(begin)

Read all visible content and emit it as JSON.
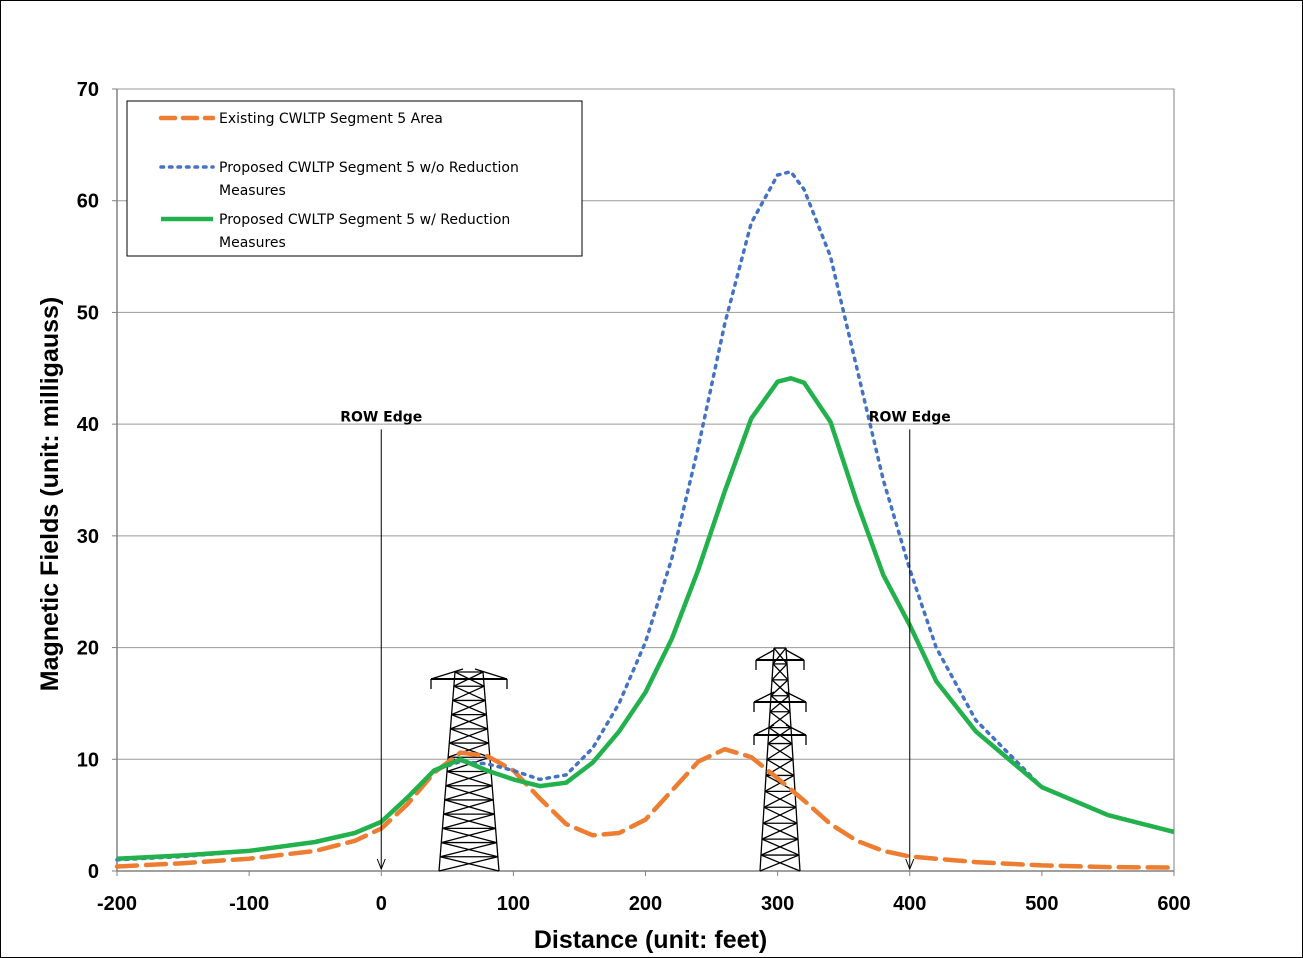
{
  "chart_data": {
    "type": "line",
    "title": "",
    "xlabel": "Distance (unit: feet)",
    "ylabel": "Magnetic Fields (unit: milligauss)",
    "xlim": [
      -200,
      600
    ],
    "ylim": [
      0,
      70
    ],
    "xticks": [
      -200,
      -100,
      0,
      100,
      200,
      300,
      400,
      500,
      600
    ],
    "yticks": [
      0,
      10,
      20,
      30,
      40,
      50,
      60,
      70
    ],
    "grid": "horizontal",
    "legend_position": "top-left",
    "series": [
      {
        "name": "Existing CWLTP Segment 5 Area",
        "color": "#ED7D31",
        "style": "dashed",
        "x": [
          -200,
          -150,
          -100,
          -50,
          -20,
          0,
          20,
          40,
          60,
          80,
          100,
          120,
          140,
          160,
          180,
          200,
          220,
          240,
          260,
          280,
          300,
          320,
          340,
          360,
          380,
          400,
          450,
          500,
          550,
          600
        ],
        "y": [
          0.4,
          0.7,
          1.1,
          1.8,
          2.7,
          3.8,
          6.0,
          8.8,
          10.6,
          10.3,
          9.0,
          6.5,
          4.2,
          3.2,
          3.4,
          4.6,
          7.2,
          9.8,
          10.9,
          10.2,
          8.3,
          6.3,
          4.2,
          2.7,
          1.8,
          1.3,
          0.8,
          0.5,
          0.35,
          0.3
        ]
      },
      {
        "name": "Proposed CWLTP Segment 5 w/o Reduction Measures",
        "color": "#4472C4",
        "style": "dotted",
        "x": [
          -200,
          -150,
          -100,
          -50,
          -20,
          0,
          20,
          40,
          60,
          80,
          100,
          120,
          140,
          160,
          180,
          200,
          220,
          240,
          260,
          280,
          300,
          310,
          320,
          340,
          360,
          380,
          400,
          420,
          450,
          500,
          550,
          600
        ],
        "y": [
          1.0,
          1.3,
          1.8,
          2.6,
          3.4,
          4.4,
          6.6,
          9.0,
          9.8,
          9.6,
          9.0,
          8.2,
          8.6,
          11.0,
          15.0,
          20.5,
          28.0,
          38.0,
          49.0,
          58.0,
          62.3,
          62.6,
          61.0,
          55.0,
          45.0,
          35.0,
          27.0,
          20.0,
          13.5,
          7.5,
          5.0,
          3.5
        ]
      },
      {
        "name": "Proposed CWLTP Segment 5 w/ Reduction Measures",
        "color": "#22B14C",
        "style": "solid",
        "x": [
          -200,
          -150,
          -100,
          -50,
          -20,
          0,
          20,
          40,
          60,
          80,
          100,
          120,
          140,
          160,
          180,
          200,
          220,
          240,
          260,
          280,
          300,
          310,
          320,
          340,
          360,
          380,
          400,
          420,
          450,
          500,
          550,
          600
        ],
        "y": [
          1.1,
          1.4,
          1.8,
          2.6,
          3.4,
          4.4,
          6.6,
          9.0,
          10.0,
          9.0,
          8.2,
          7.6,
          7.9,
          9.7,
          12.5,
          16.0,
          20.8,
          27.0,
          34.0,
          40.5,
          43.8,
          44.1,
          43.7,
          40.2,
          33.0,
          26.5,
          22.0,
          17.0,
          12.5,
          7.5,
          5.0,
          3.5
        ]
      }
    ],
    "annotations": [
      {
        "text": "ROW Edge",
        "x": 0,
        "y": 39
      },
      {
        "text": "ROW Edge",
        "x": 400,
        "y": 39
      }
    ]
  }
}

(end)
(begin)

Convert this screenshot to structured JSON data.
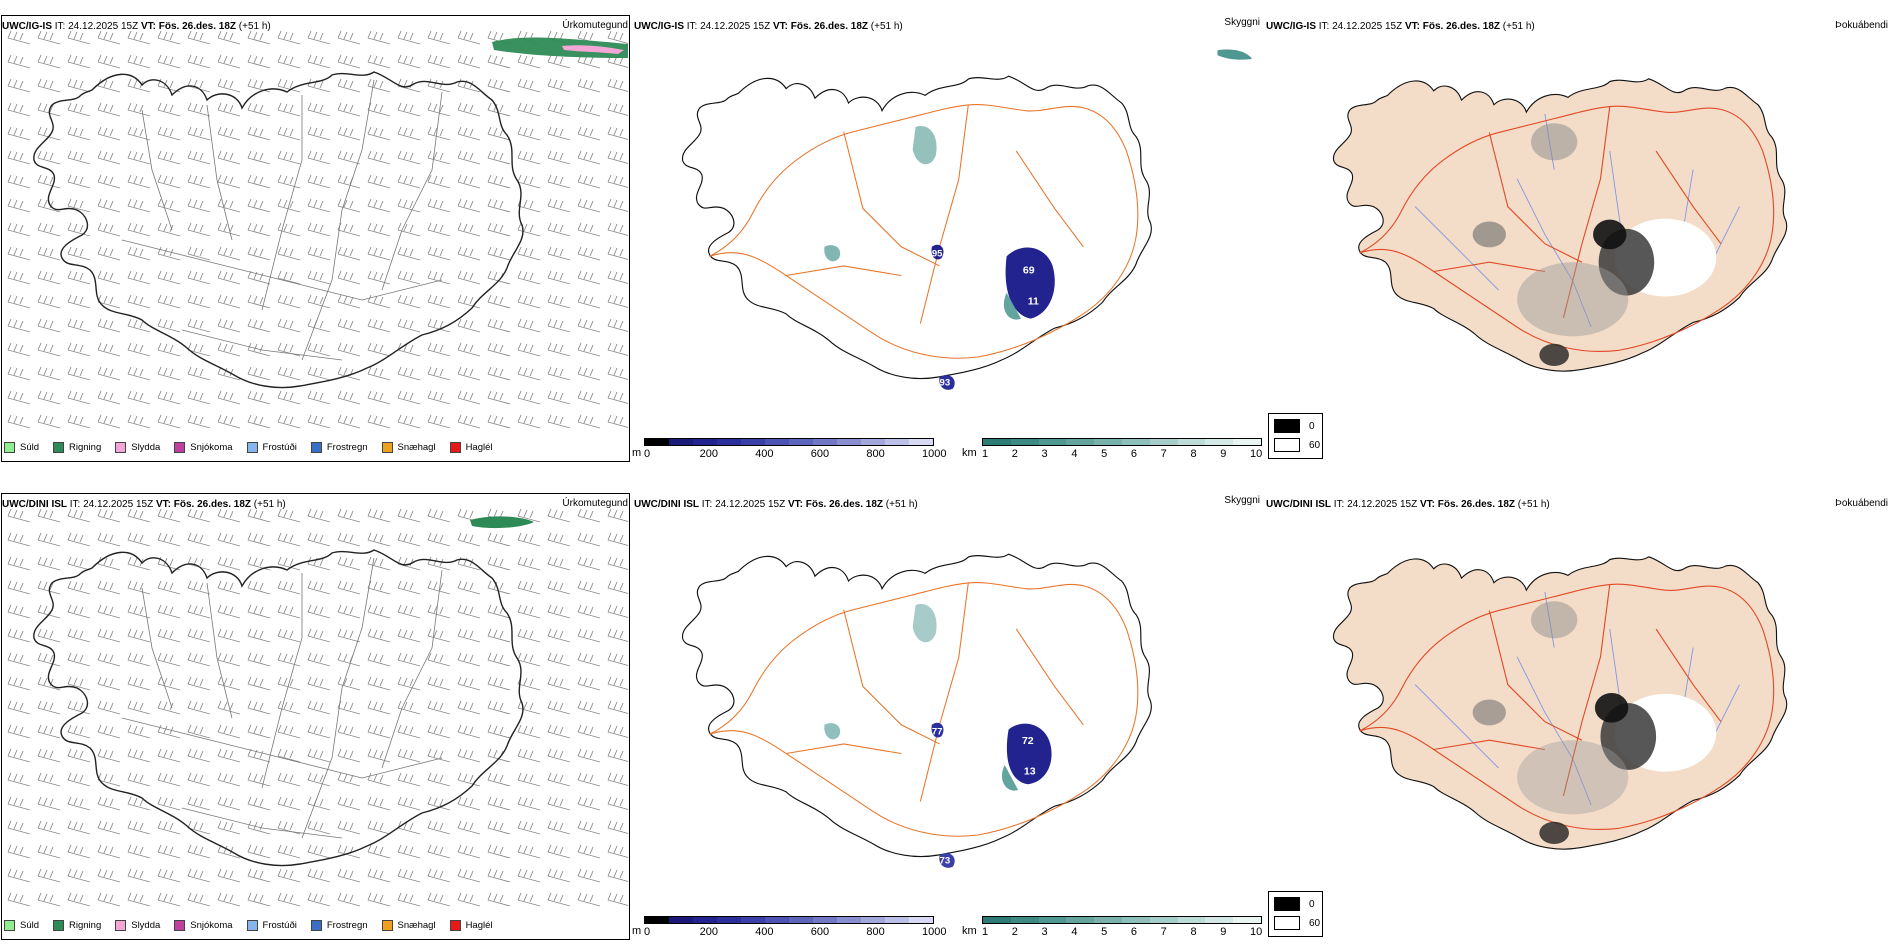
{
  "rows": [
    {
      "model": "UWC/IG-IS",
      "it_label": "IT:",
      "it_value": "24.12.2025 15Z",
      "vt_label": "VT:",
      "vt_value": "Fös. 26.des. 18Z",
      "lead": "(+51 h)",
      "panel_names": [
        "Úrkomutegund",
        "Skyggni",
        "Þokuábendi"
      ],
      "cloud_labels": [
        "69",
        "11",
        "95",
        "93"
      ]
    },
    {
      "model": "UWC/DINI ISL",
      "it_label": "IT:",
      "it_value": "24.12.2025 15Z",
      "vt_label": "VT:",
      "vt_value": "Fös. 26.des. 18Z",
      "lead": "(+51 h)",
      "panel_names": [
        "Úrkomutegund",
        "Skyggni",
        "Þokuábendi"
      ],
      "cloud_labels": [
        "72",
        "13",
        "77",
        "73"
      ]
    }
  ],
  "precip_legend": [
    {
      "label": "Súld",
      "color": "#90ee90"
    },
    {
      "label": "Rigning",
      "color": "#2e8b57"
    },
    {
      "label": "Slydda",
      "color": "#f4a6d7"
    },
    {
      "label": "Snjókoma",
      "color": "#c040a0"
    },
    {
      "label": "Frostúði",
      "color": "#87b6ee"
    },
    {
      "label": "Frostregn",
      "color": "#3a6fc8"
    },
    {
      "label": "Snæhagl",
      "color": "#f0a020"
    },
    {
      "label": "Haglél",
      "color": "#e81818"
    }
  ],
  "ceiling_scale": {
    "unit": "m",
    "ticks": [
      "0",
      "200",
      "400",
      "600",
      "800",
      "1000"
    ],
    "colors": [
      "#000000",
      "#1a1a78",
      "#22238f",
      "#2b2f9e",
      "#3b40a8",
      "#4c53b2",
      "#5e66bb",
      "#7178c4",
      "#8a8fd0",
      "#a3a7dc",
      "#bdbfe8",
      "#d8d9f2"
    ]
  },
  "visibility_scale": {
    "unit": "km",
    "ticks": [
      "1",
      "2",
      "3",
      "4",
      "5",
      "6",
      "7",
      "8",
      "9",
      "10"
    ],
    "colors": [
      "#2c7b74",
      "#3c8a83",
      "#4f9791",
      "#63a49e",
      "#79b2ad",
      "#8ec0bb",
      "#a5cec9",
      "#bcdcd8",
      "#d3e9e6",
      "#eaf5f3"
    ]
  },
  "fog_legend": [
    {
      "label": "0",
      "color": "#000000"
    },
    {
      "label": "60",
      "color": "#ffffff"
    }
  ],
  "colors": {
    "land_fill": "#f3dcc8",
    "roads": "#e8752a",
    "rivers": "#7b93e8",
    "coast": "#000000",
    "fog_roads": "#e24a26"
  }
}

(end)
(begin)

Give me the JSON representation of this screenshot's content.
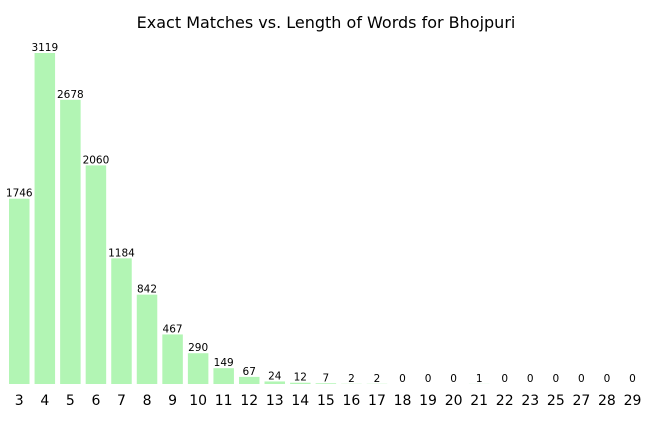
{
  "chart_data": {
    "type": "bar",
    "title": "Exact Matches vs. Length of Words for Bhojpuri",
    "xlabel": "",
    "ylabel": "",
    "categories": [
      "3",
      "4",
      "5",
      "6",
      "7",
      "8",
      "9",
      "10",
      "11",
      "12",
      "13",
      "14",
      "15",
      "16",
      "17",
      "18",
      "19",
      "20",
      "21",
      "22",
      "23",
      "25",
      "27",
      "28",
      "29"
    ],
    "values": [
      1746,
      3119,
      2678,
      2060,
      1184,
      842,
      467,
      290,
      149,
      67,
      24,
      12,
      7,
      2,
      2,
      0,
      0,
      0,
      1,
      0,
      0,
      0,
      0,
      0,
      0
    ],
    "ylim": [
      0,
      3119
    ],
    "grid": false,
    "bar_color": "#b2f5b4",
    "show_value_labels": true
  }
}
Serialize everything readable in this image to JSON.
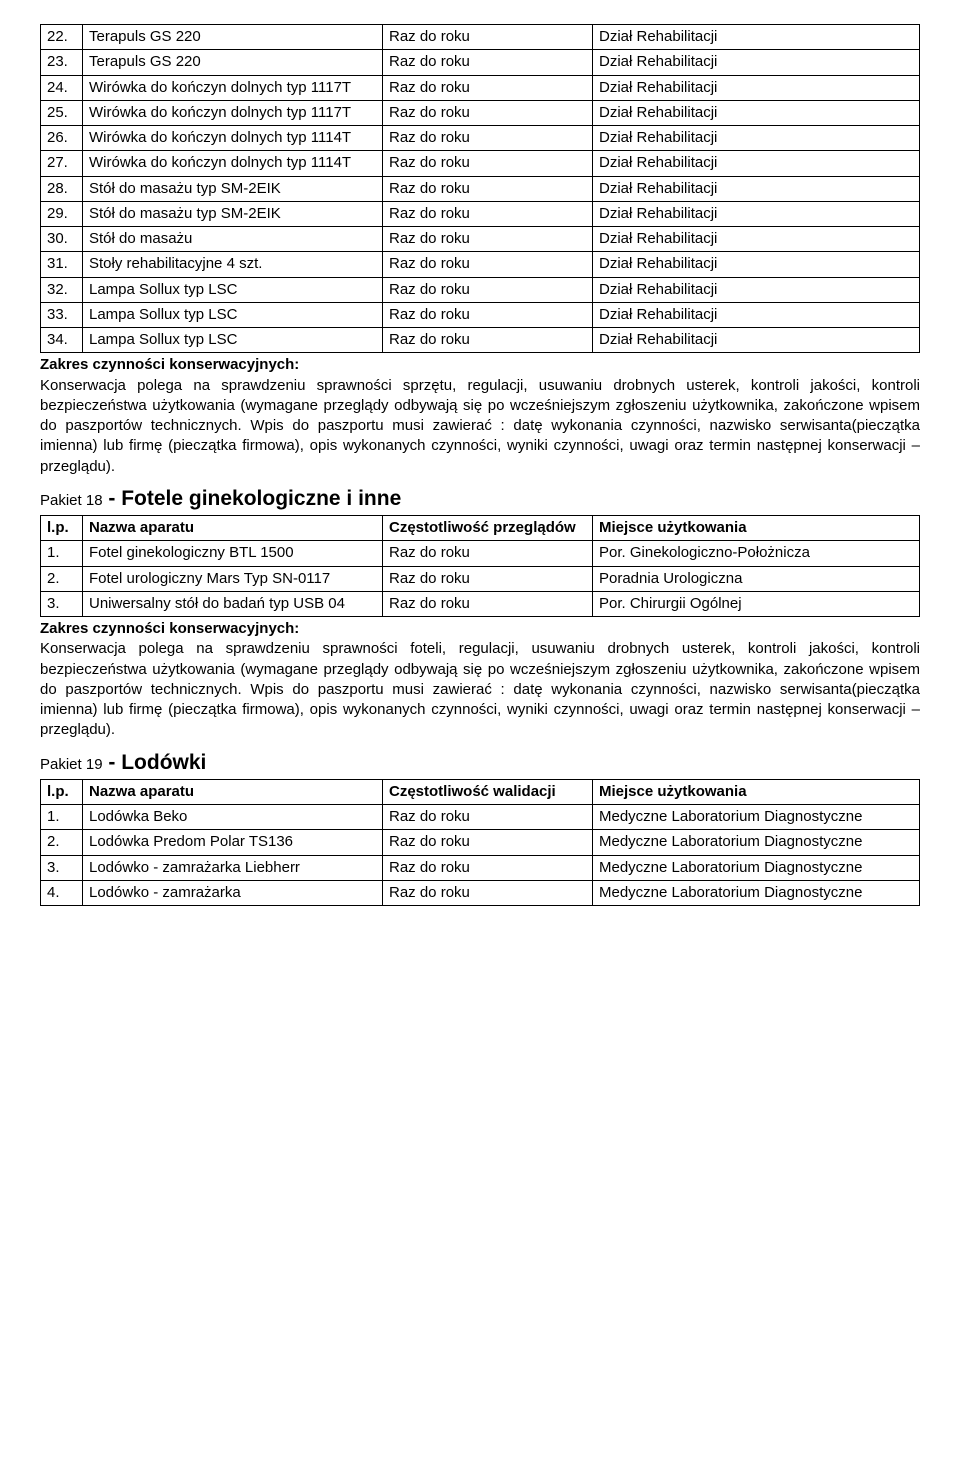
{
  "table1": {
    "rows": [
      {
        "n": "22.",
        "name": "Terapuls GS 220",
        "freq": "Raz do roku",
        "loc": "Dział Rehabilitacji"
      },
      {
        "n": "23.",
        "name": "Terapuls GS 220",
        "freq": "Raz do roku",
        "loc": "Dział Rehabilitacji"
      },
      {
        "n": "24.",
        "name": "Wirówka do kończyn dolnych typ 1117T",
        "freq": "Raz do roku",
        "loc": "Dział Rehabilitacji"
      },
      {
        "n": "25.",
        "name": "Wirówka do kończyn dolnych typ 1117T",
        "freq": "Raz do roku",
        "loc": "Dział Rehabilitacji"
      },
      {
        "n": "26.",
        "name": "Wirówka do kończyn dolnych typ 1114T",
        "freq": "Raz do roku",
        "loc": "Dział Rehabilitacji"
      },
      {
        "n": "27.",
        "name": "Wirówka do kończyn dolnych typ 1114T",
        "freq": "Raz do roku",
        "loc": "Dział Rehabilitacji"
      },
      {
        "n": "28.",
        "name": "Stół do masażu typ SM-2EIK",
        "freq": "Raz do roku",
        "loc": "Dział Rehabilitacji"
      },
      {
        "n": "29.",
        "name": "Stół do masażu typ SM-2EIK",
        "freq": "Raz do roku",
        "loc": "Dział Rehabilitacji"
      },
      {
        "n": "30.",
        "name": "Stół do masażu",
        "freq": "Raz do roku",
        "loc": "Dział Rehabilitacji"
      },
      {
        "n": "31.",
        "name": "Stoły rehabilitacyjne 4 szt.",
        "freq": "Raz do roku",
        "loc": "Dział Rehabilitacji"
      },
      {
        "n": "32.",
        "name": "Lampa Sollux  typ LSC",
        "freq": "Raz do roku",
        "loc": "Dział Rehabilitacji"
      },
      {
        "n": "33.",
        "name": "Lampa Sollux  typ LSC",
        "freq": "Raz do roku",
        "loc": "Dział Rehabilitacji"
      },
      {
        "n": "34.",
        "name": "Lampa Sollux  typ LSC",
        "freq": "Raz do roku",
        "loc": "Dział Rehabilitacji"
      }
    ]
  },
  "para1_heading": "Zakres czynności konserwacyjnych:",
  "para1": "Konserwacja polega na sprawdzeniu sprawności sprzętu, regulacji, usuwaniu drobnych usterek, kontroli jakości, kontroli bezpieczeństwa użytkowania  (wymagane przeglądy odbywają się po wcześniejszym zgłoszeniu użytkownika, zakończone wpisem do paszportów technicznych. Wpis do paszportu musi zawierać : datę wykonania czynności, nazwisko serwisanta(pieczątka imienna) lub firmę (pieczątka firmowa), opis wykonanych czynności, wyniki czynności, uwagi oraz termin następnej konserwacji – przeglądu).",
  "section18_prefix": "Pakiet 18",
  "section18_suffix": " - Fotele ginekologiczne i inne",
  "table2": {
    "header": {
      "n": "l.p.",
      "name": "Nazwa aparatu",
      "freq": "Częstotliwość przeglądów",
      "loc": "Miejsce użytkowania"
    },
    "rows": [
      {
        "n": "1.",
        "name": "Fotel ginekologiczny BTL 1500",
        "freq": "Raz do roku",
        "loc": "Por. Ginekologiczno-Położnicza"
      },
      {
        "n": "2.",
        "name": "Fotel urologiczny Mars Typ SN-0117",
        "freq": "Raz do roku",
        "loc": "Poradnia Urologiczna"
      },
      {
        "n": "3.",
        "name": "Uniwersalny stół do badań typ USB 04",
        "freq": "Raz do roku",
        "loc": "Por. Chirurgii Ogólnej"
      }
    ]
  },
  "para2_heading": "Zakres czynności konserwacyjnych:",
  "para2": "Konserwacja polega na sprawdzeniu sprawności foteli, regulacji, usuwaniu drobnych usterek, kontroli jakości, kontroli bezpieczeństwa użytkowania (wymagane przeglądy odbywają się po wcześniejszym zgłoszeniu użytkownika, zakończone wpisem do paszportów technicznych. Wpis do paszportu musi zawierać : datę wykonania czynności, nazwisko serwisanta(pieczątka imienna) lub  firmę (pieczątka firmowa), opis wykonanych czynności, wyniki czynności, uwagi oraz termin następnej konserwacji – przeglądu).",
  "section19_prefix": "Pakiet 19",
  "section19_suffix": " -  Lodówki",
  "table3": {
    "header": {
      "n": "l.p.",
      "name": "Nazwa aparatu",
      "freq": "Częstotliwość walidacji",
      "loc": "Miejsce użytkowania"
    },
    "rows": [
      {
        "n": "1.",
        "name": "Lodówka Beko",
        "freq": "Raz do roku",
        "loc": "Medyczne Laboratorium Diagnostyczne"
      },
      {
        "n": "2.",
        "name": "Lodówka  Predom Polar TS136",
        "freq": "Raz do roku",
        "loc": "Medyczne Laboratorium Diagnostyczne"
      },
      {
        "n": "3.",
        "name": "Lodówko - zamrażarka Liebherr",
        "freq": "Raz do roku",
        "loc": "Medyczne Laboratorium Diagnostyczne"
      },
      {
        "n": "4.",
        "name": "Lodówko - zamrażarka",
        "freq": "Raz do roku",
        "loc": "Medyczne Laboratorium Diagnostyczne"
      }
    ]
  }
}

(end)

▶ **Exercise**
Copy each line of the data that contains the word "datę".

▶ **The solution**
  "para1": "Konserwacja polega na sprawdzeniu sprawności sprzętu, regulacji, usuwaniu drobnych usterek, kontroli jakości, kontroli bezpieczeństwa użytkowania  (wymagane przeglądy odbywają się po wcześniejszym zgłoszeniu użytkownika, zakończone wpisem do paszportów technicznych. Wpis do paszportu musi zawierać : datę wykonania czynności, nazwisko serwisanta(pieczątka imienna) lub firmę (pieczątka firmowa), opis wykonanych czynności, wyniki czynności, uwagi oraz termin następnej konserwacji – przeglądu).",
  "para2": "Konserwacja polega na sprawdzeniu sprawności foteli, regulacji, usuwaniu drobnych usterek, kontroli jakości, kontroli bezpieczeństwa użytkowania (wymagane przeglądy odbywają się po wcześniejszym zgłoszeniu użytkownika, zakończone wpisem do paszportów technicznych. Wpis do paszportu musi zawierać : datę wykonania czynności, nazwisko serwisanta(pieczątka imienna) lub  firmę (pieczątka firmowa), opis wykonanych czynności, wyniki czynności, uwagi oraz termin następnej konserwacji – przeglądu).",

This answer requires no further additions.